Scan the lines below for the word "吾请为君责而归之". Copy each line you find it in.

------------------------------------------------------------------------

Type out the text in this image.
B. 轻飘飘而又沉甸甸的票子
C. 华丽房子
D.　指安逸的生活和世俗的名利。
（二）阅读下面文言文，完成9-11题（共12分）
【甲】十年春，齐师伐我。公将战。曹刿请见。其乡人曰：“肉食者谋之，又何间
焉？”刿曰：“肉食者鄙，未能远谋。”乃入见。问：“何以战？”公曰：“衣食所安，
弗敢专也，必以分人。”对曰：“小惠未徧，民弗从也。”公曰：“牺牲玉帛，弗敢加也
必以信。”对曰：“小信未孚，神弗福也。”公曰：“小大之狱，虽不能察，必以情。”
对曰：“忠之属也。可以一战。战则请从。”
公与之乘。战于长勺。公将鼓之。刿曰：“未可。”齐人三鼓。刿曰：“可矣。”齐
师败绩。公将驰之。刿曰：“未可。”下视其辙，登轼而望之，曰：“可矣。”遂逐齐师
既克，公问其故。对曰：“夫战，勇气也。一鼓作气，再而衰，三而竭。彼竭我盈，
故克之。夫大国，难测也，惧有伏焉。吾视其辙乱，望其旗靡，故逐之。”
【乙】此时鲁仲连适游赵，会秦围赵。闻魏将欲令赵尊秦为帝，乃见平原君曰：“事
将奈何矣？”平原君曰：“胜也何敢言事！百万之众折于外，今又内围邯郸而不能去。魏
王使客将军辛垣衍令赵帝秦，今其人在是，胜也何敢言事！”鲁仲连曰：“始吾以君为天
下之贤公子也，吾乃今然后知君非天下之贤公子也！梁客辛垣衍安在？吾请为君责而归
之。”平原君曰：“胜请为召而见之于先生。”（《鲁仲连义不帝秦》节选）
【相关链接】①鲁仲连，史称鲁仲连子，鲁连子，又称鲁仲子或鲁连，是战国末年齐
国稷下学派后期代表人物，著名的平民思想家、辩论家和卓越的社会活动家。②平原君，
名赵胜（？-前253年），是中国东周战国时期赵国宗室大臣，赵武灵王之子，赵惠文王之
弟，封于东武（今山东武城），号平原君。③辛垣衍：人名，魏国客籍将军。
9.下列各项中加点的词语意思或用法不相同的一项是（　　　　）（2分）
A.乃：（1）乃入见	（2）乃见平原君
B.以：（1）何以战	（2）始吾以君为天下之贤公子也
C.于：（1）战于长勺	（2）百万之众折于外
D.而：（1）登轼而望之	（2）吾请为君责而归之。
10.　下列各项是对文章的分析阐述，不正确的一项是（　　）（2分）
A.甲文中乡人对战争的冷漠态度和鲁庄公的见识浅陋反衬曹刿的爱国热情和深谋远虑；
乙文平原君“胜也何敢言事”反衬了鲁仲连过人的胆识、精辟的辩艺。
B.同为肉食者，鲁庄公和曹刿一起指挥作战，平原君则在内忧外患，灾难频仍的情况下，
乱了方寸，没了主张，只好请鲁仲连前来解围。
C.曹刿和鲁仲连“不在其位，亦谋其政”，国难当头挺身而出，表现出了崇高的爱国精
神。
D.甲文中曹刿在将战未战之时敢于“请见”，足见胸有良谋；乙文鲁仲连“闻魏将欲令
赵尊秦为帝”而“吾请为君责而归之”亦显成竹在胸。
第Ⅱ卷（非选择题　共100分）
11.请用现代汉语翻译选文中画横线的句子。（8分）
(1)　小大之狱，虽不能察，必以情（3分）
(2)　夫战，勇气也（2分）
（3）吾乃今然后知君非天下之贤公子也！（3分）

------------------------------------------------------------------------

**EXERCISE ANSWER**
D.而：（1）登轼而望之	（2）吾请为君责而归之。
赵尊秦为帝”而“吾请为君责而归之”亦显成竹在胸。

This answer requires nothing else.